DATASET
= = = = = = =

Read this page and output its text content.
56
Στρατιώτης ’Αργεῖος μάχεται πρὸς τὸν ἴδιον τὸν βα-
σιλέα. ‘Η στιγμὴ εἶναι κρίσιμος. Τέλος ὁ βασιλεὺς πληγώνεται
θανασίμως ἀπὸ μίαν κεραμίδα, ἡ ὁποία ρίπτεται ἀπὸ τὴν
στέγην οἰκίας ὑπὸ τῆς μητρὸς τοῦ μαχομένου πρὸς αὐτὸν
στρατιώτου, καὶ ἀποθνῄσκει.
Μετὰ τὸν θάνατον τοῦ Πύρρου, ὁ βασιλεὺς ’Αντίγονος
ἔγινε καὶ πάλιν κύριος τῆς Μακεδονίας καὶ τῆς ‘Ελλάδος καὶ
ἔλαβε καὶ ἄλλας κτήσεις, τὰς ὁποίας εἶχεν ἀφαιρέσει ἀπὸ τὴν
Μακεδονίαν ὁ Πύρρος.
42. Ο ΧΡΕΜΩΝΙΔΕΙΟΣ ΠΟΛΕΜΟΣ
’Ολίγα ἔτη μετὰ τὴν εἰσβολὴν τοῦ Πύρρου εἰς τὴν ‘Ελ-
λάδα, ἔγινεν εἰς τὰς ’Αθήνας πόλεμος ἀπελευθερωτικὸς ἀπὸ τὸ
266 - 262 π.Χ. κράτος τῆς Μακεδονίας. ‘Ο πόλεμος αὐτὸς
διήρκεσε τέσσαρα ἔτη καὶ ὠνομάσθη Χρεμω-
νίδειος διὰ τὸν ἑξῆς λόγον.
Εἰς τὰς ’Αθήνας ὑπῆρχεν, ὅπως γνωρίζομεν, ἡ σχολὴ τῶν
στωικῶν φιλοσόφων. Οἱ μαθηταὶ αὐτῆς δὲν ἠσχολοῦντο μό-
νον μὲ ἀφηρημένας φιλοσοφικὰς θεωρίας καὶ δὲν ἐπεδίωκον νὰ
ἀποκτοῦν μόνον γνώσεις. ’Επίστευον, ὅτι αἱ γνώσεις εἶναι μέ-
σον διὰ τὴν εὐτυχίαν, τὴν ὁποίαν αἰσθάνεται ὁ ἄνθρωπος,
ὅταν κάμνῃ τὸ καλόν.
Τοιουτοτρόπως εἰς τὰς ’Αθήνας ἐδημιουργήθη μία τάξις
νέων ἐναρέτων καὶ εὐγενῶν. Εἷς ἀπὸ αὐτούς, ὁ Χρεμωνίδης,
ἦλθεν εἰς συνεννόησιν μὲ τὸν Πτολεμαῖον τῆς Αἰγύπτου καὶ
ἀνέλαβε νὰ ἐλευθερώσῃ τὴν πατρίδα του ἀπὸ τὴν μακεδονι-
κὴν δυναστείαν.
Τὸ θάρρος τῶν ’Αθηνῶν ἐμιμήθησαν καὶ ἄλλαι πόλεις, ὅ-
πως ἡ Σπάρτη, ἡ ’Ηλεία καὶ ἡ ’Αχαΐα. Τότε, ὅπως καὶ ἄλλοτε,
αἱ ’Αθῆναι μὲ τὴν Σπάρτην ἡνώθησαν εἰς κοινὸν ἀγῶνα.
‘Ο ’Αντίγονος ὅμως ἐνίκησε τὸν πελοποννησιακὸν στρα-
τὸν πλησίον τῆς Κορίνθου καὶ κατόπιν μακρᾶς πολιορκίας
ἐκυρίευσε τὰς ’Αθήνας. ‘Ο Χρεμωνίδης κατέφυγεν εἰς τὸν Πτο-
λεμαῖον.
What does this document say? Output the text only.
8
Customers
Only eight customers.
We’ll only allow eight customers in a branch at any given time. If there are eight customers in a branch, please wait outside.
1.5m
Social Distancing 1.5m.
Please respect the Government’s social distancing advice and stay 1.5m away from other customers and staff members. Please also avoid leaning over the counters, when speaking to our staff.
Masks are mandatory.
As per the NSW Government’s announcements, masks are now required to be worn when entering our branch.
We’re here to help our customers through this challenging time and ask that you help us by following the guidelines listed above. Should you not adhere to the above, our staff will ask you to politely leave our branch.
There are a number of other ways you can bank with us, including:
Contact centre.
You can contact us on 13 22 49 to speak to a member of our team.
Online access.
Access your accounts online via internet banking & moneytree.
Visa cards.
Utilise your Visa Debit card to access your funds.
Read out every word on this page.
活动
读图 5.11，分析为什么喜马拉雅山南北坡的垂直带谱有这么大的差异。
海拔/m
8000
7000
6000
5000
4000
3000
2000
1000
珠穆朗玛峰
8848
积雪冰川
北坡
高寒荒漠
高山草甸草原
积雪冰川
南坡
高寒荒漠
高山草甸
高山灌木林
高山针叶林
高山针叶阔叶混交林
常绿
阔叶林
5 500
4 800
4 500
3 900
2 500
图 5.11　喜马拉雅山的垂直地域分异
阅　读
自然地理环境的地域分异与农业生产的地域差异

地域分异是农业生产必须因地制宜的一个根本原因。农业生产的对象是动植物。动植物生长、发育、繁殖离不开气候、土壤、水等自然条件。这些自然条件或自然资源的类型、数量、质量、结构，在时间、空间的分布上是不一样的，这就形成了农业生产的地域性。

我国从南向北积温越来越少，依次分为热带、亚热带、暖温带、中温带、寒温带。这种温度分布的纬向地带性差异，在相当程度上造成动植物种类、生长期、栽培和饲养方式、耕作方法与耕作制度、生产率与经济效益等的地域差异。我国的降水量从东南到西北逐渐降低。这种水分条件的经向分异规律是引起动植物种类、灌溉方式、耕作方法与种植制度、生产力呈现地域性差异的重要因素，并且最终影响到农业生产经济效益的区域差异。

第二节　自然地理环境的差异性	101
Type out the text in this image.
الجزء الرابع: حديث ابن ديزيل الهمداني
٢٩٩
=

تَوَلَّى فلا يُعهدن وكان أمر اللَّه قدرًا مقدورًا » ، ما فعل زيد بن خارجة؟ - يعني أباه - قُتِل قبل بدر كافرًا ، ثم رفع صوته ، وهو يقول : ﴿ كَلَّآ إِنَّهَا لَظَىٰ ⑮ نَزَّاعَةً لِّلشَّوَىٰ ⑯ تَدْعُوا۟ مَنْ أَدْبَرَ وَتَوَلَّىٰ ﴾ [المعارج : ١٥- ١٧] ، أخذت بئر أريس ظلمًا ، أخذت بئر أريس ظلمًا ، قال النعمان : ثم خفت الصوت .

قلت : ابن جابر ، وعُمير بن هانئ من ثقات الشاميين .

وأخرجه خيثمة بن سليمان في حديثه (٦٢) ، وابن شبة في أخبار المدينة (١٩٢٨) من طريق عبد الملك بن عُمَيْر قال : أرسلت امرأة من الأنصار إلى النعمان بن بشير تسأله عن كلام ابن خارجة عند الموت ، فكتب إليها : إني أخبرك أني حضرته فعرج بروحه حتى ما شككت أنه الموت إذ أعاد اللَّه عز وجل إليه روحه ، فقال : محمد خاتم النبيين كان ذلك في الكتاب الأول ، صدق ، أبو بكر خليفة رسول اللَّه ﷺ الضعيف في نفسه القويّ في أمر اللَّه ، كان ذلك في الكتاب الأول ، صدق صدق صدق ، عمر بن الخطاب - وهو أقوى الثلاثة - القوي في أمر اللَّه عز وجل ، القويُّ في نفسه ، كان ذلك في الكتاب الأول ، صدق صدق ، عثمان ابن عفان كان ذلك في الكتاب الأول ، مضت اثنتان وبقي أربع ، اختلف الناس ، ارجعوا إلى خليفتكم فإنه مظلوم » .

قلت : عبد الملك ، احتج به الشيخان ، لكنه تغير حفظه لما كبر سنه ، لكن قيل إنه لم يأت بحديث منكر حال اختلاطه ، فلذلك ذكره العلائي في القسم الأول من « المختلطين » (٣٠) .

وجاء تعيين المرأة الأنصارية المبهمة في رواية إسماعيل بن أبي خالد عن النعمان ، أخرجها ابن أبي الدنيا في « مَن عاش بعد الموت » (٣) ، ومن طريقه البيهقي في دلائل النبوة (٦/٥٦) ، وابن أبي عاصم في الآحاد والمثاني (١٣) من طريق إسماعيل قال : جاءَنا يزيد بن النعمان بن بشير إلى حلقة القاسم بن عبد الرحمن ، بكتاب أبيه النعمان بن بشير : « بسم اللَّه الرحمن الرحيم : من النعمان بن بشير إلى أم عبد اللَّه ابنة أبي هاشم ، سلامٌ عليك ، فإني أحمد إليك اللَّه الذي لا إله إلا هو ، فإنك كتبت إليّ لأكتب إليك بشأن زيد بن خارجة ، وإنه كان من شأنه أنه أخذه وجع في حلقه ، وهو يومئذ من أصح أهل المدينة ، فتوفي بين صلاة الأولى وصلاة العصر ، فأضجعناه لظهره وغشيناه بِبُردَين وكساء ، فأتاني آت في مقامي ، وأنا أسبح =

= = = = = = =

AIM OF THE EXERCISE
Copy every line of the data that holds the string "Μακεδονίας".

CORRECT RESPONSE
ἔγινε καὶ πάλιν κύριος τῆς Μακεδονίας καὶ τῆς ‘Ελλάδος καὶ
266 - 262 π.Χ. κράτος τῆς Μακεδονίας. ‘Ο πόλεμος αὐτὸς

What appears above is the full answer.